*** ENTRIES
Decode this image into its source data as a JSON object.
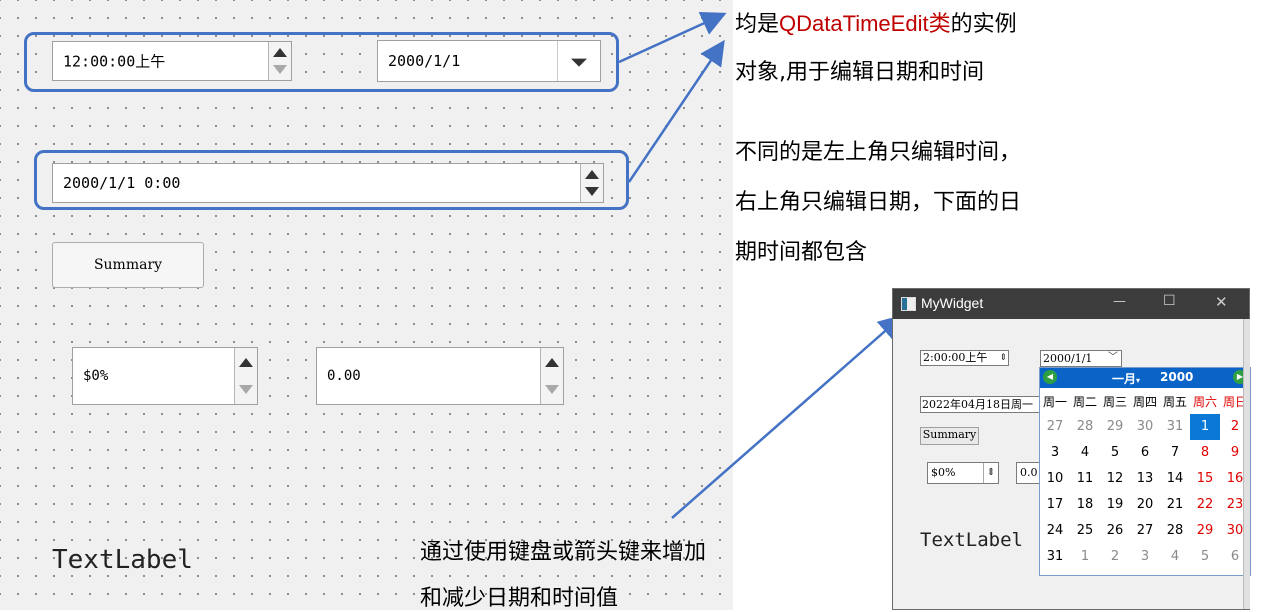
{
  "designer": {
    "time_edit_value": "12:00:00上午",
    "date_edit_value": "2000/1/1",
    "datetime_edit_value": "2000/1/1 0:00",
    "summary_button_label": "Summary",
    "spin_percent_value": "$0%",
    "spin_double_value": "0.00",
    "text_label": "TextLabel"
  },
  "annotations": {
    "top_line1_a": "均是",
    "top_line1_red": "QDataTimeEdit类",
    "top_line1_b": "的实例",
    "top_line2": "对象,用于编辑日期和时间",
    "mid_line1": "不同的是左上角只编辑时间，",
    "mid_line2": "右上角只编辑日期，下面的日",
    "mid_line3": "期时间都包含",
    "bottom_line1": "通过使用键盘或箭头键来增加",
    "bottom_line2": "和减少日期和时间值"
  },
  "window": {
    "title": "MyWidget",
    "minimize_symbol": "—",
    "maximize_symbol": "☐",
    "close_symbol": "✕",
    "time_value": "2:00:00上午",
    "date_value": "2000/1/1",
    "datetime_value": "2022年04月18日周一",
    "summary_label": "Summary",
    "percent_value": "$0%",
    "double_value_partial": "0.0",
    "text_label": "TextLabel"
  },
  "calendar": {
    "month_label": "一月",
    "year_label": "2000",
    "prev_symbol": "◀",
    "next_symbol": "▶",
    "weekdays": [
      "周一",
      "周二",
      "周三",
      "周四",
      "周五",
      "周六",
      "周日"
    ],
    "weeks": [
      [
        "27",
        "28",
        "29",
        "30",
        "31",
        "1",
        "2"
      ],
      [
        "3",
        "4",
        "5",
        "6",
        "7",
        "8",
        "9"
      ],
      [
        "10",
        "11",
        "12",
        "13",
        "14",
        "15",
        "16"
      ],
      [
        "17",
        "18",
        "19",
        "20",
        "21",
        "22",
        "23"
      ],
      [
        "24",
        "25",
        "26",
        "27",
        "28",
        "29",
        "30"
      ],
      [
        "31",
        "1",
        "2",
        "3",
        "4",
        "5",
        "6"
      ]
    ],
    "selected_day": "1",
    "colors": {
      "header_bg": "#0a64c8",
      "weekend": "#e00000",
      "other_month": "#8a8a8a",
      "selected_bg": "#0a78d7"
    }
  },
  "colors": {
    "highlight_border": "#4472c4",
    "annotation_red": "#c00000"
  }
}
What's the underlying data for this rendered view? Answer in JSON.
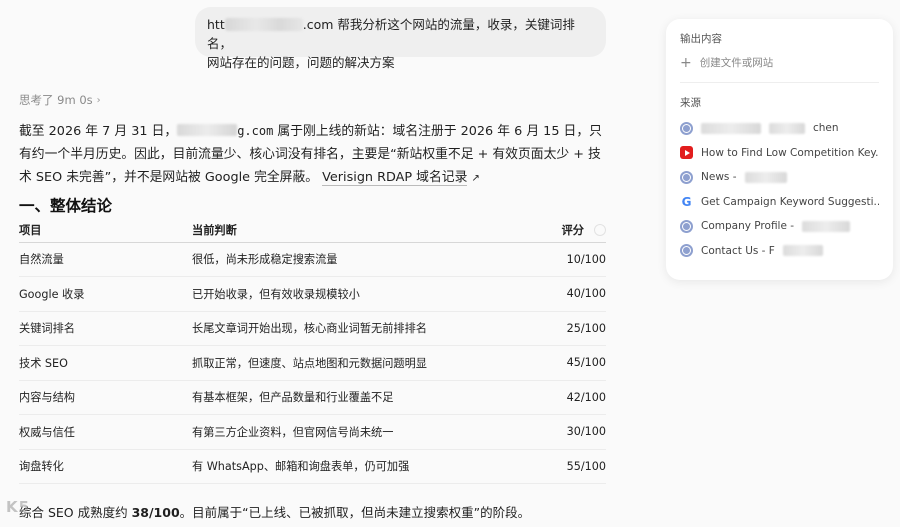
{
  "user_message": {
    "prefix": "htt",
    "suffix": ".com  帮我分析这个网站的流量，收录，关键词排名，",
    "line2": "网站存在的问题，问题的解决方案"
  },
  "thought": {
    "label": "思考了 9m 0s"
  },
  "intro": {
    "p1": "截至 2026 年 7 月 31 日，",
    "domain_tail": "g.com",
    "p2": " 属于刚上线的新站：域名注册于 2026 年 6 月 15 日，只有约一个半月历史。因此，目前流量少、核心词没有排名，主要是“新站权重不足 + 有效页面太少 + 技术 SEO 未完善”，并不是网站被 Google 完全屏蔽。",
    "link": "Verisign RDAP 域名记录",
    "link_arrow": "↗"
  },
  "section_title": "一、整体结论",
  "table": {
    "headers": [
      "项目",
      "当前判断",
      "评分"
    ],
    "rows": [
      [
        "自然流量",
        "很低，尚未形成稳定搜索流量",
        "10/100"
      ],
      [
        "Google 收录",
        "已开始收录，但有效收录规模较小",
        "40/100"
      ],
      [
        "关键词排名",
        "长尾文章词开始出现，核心商业词暂无前排排名",
        "25/100"
      ],
      [
        "技术 SEO",
        "抓取正常，但速度、站点地图和元数据问题明显",
        "45/100"
      ],
      [
        "内容与结构",
        "有基本框架，但产品数量和行业覆盖不足",
        "42/100"
      ],
      [
        "权威与信任",
        "有第三方企业资料，但官网信号尚未统一",
        "30/100"
      ],
      [
        "询盘转化",
        "有 WhatsApp、邮箱和询盘表单，仍可加强",
        "55/100"
      ]
    ]
  },
  "conclusion": {
    "pre": "综合 SEO 成熟度约 ",
    "score": "38/100",
    "post": "。目前属于“已上线、已被抓取，但尚未建立搜索权重”的阶段。"
  },
  "watermark": "K5",
  "panel": {
    "output_title": "输出内容",
    "create_label": "创建文件或网站",
    "sources_title": "来源",
    "sources": [
      {
        "icon": "globe-icon",
        "text": "chen"
      },
      {
        "icon": "youtube-icon",
        "text": "How to Find Low Competition Key..."
      },
      {
        "icon": "globe-icon",
        "text": "News - "
      },
      {
        "icon": "google-icon",
        "text": "Get Campaign Keyword Suggesti..."
      },
      {
        "icon": "globe-icon",
        "text": "Company Profile - "
      },
      {
        "icon": "globe-icon",
        "text": "Contact Us - F"
      }
    ]
  },
  "colors": {
    "bubble": "#efefef",
    "youtube": "#e21d1d",
    "google": "#4285f4",
    "globe": "#8ea0cf"
  }
}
******
▸ CHALLENGE:
Write every record out again exactly; no pictures belong in the copy.

▸ EXERCISE RESPONSE:
Decode this image into its source data as a JSON object.
{
  "designer": {
    "time_edit_value": "12:00:00上午",
    "date_edit_value": "2000/1/1",
    "datetime_edit_value": "2000/1/1 0:00",
    "summary_button_label": "Summary",
    "spin_percent_value": "$0%",
    "spin_double_value": "0.00",
    "text_label": "TextLabel"
  },
  "annotations": {
    "top_line1_a": "均是",
    "top_line1_red": "QDataTimeEdit类",
    "top_line1_b": "的实例",
    "top_line2": "对象,用于编辑日期和时间",
    "mid_line1": "不同的是左上角只编辑时间，",
    "mid_line2": "右上角只编辑日期，下面的日",
    "mid_line3": "期时间都包含",
    "bottom_line1": "通过使用键盘或箭头键来增加",
    "bottom_line2": "和减少日期和时间值"
  },
  "window": {
    "title": "MyWidget",
    "minimize_symbol": "—",
    "maximize_symbol": "☐",
    "close_symbol": "✕",
    "time_value": "2:00:00上午",
    "date_value": "2000/1/1",
    "datetime_value": "2022年04月18日周一",
    "summary_label": "Summary",
    "percent_value": "$0%",
    "double_value_partial": "0.0",
    "text_label": "TextLabel"
  },
  "calendar": {
    "month_label": "一月",
    "year_label": "2000",
    "prev_symbol": "◀",
    "next_symbol": "▶",
    "weekdays": [
      "周一",
      "周二",
      "周三",
      "周四",
      "周五",
      "周六",
      "周日"
    ],
    "weeks": [
      [
        "27",
        "28",
        "29",
        "30",
        "31",
        "1",
        "2"
      ],
      [
        "3",
        "4",
        "5",
        "6",
        "7",
        "8",
        "9"
      ],
      [
        "10",
        "11",
        "12",
        "13",
        "14",
        "15",
        "16"
      ],
      [
        "17",
        "18",
        "19",
        "20",
        "21",
        "22",
        "23"
      ],
      [
        "24",
        "25",
        "26",
        "27",
        "28",
        "29",
        "30"
      ],
      [
        "31",
        "1",
        "2",
        "3",
        "4",
        "5",
        "6"
      ]
    ],
    "selected_day": "1",
    "colors": {
      "header_bg": "#0a64c8",
      "weekend": "#e00000",
      "other_month": "#8a8a8a",
      "selected_bg": "#0a78d7"
    }
  },
  "colors": {
    "highlight_border": "#4472c4",
    "annotation_red": "#c00000"
  }
}
What's the underlying data for this rendered view? Answer in JSON.
{
  "user_message": {
    "prefix": "htt",
    "suffix": ".com  帮我分析这个网站的流量，收录，关键词排名，",
    "line2": "网站存在的问题，问题的解决方案"
  },
  "thought": {
    "label": "思考了 9m 0s"
  },
  "intro": {
    "p1": "截至 2026 年 7 月 31 日，",
    "domain_tail": "g.com",
    "p2": " 属于刚上线的新站：域名注册于 2026 年 6 月 15 日，只有约一个半月历史。因此，目前流量少、核心词没有排名，主要是“新站权重不足 + 有效页面太少 + 技术 SEO 未完善”，并不是网站被 Google 完全屏蔽。",
    "link": "Verisign RDAP 域名记录",
    "link_arrow": "↗"
  },
  "section_title": "一、整体结论",
  "table": {
    "headers": [
      "项目",
      "当前判断",
      "评分"
    ],
    "rows": [
      [
        "自然流量",
        "很低，尚未形成稳定搜索流量",
        "10/100"
      ],
      [
        "Google 收录",
        "已开始收录，但有效收录规模较小",
        "40/100"
      ],
      [
        "关键词排名",
        "长尾文章词开始出现，核心商业词暂无前排排名",
        "25/100"
      ],
      [
        "技术 SEO",
        "抓取正常，但速度、站点地图和元数据问题明显",
        "45/100"
      ],
      [
        "内容与结构",
        "有基本框架，但产品数量和行业覆盖不足",
        "42/100"
      ],
      [
        "权威与信任",
        "有第三方企业资料，但官网信号尚未统一",
        "30/100"
      ],
      [
        "询盘转化",
        "有 WhatsApp、邮箱和询盘表单，仍可加强",
        "55/100"
      ]
    ]
  },
  "conclusion": {
    "pre": "综合 SEO 成熟度约 ",
    "score": "38/100",
    "post": "。目前属于“已上线、已被抓取，但尚未建立搜索权重”的阶段。"
  },
  "watermark": "K5",
  "panel": {
    "output_title": "输出内容",
    "create_label": "创建文件或网站",
    "sources_title": "来源",
    "sources": [
      {
        "icon": "globe-icon",
        "text": "chen"
      },
      {
        "icon": "youtube-icon",
        "text": "How to Find Low Competition Key..."
      },
      {
        "icon": "globe-icon",
        "text": "News - "
      },
      {
        "icon": "google-icon",
        "text": "Get Campaign Keyword Suggesti..."
      },
      {
        "icon": "globe-icon",
        "text": "Company Profile - "
      },
      {
        "icon": "globe-icon",
        "text": "Contact Us - F"
      }
    ]
  },
  "colors": {
    "bubble": "#efefef",
    "youtube": "#e21d1d",
    "google": "#4285f4",
    "globe": "#8ea0cf"
  }
}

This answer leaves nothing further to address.